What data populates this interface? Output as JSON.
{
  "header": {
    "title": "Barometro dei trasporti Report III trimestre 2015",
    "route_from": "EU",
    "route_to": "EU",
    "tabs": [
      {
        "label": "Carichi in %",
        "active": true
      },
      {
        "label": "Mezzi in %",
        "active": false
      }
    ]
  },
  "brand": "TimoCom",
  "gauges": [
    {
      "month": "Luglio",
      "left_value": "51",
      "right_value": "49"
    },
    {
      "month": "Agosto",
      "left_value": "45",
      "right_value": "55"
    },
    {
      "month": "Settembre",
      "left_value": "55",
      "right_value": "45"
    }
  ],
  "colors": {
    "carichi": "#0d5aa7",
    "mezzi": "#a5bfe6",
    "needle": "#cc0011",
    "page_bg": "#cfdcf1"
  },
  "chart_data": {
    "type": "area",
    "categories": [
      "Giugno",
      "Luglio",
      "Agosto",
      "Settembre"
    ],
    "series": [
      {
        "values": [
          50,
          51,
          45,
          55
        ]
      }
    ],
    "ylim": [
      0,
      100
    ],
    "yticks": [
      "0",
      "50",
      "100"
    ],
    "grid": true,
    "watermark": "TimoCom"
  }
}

==========

• [To do]: All entries shown above should be printed again exactly.

• [Output of the task]:
What data populates this interface? Output as JSON.
{
  "header": {
    "title": "Barometro dei trasporti Report III trimestre 2015",
    "route_from": "EU",
    "route_to": "EU",
    "tabs": [
      {
        "label": "Carichi in %",
        "active": true
      },
      {
        "label": "Mezzi in %",
        "active": false
      }
    ]
  },
  "brand": "TimoCom",
  "gauges": [
    {
      "month": "Luglio",
      "left_value": "51",
      "right_value": "49"
    },
    {
      "month": "Agosto",
      "left_value": "45",
      "right_value": "55"
    },
    {
      "month": "Settembre",
      "left_value": "55",
      "right_value": "45"
    }
  ],
  "colors": {
    "carichi": "#0d5aa7",
    "mezzi": "#a5bfe6",
    "needle": "#cc0011",
    "page_bg": "#cfdcf1"
  },
  "chart_data": {
    "type": "area",
    "categories": [
      "Giugno",
      "Luglio",
      "Agosto",
      "Settembre"
    ],
    "series": [
      {
        "values": [
          50,
          51,
          45,
          55
        ]
      }
    ],
    "ylim": [
      0,
      100
    ],
    "yticks": [
      "0",
      "50",
      "100"
    ],
    "grid": true,
    "watermark": "TimoCom"
  }
}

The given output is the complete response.